Reproduce every line of the data below word for word, without changing, adding, or leaving out anything.
** begin **
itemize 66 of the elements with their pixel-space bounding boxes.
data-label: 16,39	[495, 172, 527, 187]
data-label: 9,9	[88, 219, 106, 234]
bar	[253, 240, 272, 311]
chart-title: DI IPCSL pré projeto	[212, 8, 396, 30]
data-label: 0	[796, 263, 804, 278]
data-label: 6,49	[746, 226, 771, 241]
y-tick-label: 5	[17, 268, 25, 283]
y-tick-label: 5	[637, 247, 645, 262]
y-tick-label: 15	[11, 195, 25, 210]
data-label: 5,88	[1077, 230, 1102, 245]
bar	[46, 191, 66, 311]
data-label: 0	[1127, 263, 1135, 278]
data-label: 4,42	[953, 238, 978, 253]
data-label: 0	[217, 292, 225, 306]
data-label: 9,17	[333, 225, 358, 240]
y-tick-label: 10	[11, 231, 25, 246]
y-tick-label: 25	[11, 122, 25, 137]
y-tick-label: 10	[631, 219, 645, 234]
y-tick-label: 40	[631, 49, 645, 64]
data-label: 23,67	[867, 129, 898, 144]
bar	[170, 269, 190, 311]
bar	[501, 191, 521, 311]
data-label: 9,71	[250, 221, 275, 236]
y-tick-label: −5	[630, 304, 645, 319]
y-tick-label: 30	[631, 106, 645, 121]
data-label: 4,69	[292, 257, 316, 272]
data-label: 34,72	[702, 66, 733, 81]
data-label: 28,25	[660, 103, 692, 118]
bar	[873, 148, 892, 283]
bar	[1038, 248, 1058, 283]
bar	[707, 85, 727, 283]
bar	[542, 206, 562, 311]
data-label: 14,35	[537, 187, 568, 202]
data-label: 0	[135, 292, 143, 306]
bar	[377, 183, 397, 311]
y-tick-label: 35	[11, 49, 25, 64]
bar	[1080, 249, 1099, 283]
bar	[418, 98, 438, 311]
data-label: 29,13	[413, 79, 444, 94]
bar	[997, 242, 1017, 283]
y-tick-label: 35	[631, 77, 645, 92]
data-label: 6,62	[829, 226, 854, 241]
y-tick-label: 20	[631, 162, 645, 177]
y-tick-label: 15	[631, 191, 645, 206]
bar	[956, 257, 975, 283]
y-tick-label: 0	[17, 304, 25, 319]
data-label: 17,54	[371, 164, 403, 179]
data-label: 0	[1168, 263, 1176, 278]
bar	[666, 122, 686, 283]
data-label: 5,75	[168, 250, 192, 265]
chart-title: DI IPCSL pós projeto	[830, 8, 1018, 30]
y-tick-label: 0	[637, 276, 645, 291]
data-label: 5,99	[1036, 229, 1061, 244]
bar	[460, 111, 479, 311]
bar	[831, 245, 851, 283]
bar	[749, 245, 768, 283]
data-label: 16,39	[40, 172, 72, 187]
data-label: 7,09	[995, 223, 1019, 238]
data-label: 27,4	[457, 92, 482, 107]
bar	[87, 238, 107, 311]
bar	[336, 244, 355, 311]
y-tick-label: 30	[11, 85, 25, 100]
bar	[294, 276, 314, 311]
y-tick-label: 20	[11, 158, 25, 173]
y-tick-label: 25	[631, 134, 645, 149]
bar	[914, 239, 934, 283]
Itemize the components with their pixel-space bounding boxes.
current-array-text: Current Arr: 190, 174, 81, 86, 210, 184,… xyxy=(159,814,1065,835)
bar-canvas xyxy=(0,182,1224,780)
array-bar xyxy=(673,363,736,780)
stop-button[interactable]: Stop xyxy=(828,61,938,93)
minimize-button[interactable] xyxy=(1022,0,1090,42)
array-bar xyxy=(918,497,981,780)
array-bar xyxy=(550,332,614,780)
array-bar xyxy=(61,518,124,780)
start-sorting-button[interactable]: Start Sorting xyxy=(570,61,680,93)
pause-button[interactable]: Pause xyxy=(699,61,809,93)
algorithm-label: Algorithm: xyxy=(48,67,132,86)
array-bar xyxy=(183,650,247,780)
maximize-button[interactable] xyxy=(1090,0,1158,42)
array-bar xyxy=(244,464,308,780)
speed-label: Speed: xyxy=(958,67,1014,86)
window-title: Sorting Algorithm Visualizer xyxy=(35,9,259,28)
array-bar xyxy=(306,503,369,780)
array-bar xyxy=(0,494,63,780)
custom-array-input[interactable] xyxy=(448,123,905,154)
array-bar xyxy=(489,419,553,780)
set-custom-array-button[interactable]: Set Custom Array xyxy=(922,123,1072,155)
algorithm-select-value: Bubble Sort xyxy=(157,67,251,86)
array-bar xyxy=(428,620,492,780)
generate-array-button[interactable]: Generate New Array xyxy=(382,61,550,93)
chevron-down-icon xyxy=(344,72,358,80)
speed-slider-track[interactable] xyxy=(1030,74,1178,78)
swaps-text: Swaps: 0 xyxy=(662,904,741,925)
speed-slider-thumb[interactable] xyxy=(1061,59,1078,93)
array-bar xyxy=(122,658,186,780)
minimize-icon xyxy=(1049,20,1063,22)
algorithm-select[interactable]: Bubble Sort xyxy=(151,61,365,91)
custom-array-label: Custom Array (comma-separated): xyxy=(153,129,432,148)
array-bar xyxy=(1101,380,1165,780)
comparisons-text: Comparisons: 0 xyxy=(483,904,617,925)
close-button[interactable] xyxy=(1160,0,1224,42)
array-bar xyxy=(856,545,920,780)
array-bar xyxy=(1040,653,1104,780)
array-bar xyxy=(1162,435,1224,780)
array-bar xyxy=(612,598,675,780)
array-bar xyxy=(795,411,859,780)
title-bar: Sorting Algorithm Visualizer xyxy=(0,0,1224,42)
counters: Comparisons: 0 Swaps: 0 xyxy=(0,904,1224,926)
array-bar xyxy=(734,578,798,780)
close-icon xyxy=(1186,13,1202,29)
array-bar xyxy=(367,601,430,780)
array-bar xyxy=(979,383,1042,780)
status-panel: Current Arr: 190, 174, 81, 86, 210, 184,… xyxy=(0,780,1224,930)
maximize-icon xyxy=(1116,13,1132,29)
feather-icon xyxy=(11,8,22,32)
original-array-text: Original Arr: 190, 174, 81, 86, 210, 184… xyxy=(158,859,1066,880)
** end **
The output
itemize 66 of the elements with their pixel-space bounding boxes.
data-label: 16,39	[495, 172, 527, 187]
data-label: 9,9	[88, 219, 106, 234]
bar	[253, 240, 272, 311]
chart-title: DI IPCSL pré projeto	[212, 8, 396, 30]
data-label: 0	[796, 263, 804, 278]
data-label: 6,49	[746, 226, 771, 241]
y-tick-label: 5	[17, 268, 25, 283]
y-tick-label: 5	[637, 247, 645, 262]
y-tick-label: 15	[11, 195, 25, 210]
data-label: 5,88	[1077, 230, 1102, 245]
bar	[46, 191, 66, 311]
data-label: 0	[1127, 263, 1135, 278]
data-label: 4,42	[953, 238, 978, 253]
data-label: 0	[217, 292, 225, 306]
data-label: 9,17	[333, 225, 358, 240]
y-tick-label: 10	[11, 231, 25, 246]
y-tick-label: 25	[11, 122, 25, 137]
y-tick-label: 10	[631, 219, 645, 234]
y-tick-label: 40	[631, 49, 645, 64]
data-label: 23,67	[867, 129, 898, 144]
bar	[170, 269, 190, 311]
bar	[501, 191, 521, 311]
data-label: 9,71	[250, 221, 275, 236]
y-tick-label: −5	[630, 304, 645, 319]
y-tick-label: 30	[631, 106, 645, 121]
data-label: 4,69	[292, 257, 316, 272]
data-label: 34,72	[702, 66, 733, 81]
data-label: 28,25	[660, 103, 692, 118]
bar	[873, 148, 892, 283]
bar	[1038, 248, 1058, 283]
bar	[707, 85, 727, 283]
bar	[542, 206, 562, 311]
data-label: 14,35	[537, 187, 568, 202]
data-label: 0	[135, 292, 143, 306]
bar	[377, 183, 397, 311]
y-tick-label: 35	[11, 49, 25, 64]
bar	[1080, 249, 1099, 283]
bar	[418, 98, 438, 311]
data-label: 29,13	[413, 79, 444, 94]
bar	[997, 242, 1017, 283]
y-tick-label: 35	[631, 77, 645, 92]
data-label: 6,62	[829, 226, 854, 241]
y-tick-label: 20	[631, 162, 645, 177]
y-tick-label: 15	[631, 191, 645, 206]
bar	[956, 257, 975, 283]
y-tick-label: 0	[17, 304, 25, 319]
data-label: 17,54	[371, 164, 403, 179]
data-label: 0	[1168, 263, 1176, 278]
bar	[666, 122, 686, 283]
data-label: 5,75	[168, 250, 192, 265]
chart-title: DI IPCSL pós projeto	[830, 8, 1018, 30]
y-tick-label: 0	[637, 276, 645, 291]
data-label: 5,99	[1036, 229, 1061, 244]
bar	[460, 111, 479, 311]
bar	[831, 245, 851, 283]
bar	[749, 245, 768, 283]
data-label: 16,39	[40, 172, 72, 187]
data-label: 7,09	[995, 223, 1019, 238]
data-label: 27,4	[457, 92, 482, 107]
bar	[87, 238, 107, 311]
bar	[336, 244, 355, 311]
y-tick-label: 30	[11, 85, 25, 100]
bar	[294, 276, 314, 311]
y-tick-label: 20	[11, 158, 25, 173]
y-tick-label: 25	[631, 134, 645, 149]
bar	[914, 239, 934, 283]
Itemize the components with their pixel-space bounding boxes.
current-array-text: Current Arr: 190, 174, 81, 86, 210, 184,… xyxy=(159,814,1065,835)
bar-canvas xyxy=(0,182,1224,780)
array-bar xyxy=(673,363,736,780)
stop-button[interactable]: Stop xyxy=(828,61,938,93)
minimize-button[interactable] xyxy=(1022,0,1090,42)
array-bar xyxy=(918,497,981,780)
array-bar xyxy=(550,332,614,780)
array-bar xyxy=(61,518,124,780)
start-sorting-button[interactable]: Start Sorting xyxy=(570,61,680,93)
pause-button[interactable]: Pause xyxy=(699,61,809,93)
algorithm-label: Algorithm: xyxy=(48,67,132,86)
array-bar xyxy=(183,650,247,780)
maximize-button[interactable] xyxy=(1090,0,1158,42)
array-bar xyxy=(244,464,308,780)
speed-label: Speed: xyxy=(958,67,1014,86)
window-title: Sorting Algorithm Visualizer xyxy=(35,9,259,28)
array-bar xyxy=(306,503,369,780)
array-bar xyxy=(0,494,63,780)
custom-array-input[interactable] xyxy=(448,123,905,154)
array-bar xyxy=(489,419,553,780)
set-custom-array-button[interactable]: Set Custom Array xyxy=(922,123,1072,155)
algorithm-select-value: Bubble Sort xyxy=(157,67,251,86)
array-bar xyxy=(428,620,492,780)
generate-array-button[interactable]: Generate New Array xyxy=(382,61,550,93)
chevron-down-icon xyxy=(344,72,358,80)
speed-slider-track[interactable] xyxy=(1030,74,1178,78)
swaps-text: Swaps: 0 xyxy=(662,904,741,925)
speed-slider-thumb[interactable] xyxy=(1061,59,1078,93)
array-bar xyxy=(122,658,186,780)
minimize-icon xyxy=(1049,20,1063,22)
algorithm-select[interactable]: Bubble Sort xyxy=(151,61,365,91)
custom-array-label: Custom Array (comma-separated): xyxy=(153,129,432,148)
array-bar xyxy=(1101,380,1165,780)
comparisons-text: Comparisons: 0 xyxy=(483,904,617,925)
close-button[interactable] xyxy=(1160,0,1224,42)
array-bar xyxy=(856,545,920,780)
array-bar xyxy=(1040,653,1104,780)
array-bar xyxy=(1162,435,1224,780)
array-bar xyxy=(612,598,675,780)
array-bar xyxy=(795,411,859,780)
title-bar: Sorting Algorithm Visualizer xyxy=(0,0,1224,42)
counters: Comparisons: 0 Swaps: 0 xyxy=(0,904,1224,926)
array-bar xyxy=(734,578,798,780)
close-icon xyxy=(1186,13,1202,29)
array-bar xyxy=(367,601,430,780)
array-bar xyxy=(979,383,1042,780)
status-panel: Current Arr: 190, 174, 81, 86, 210, 184,… xyxy=(0,780,1224,930)
maximize-icon xyxy=(1116,13,1132,29)
feather-icon xyxy=(11,8,22,32)
original-array-text: Original Arr: 190, 174, 81, 86, 210, 184… xyxy=(158,859,1066,880)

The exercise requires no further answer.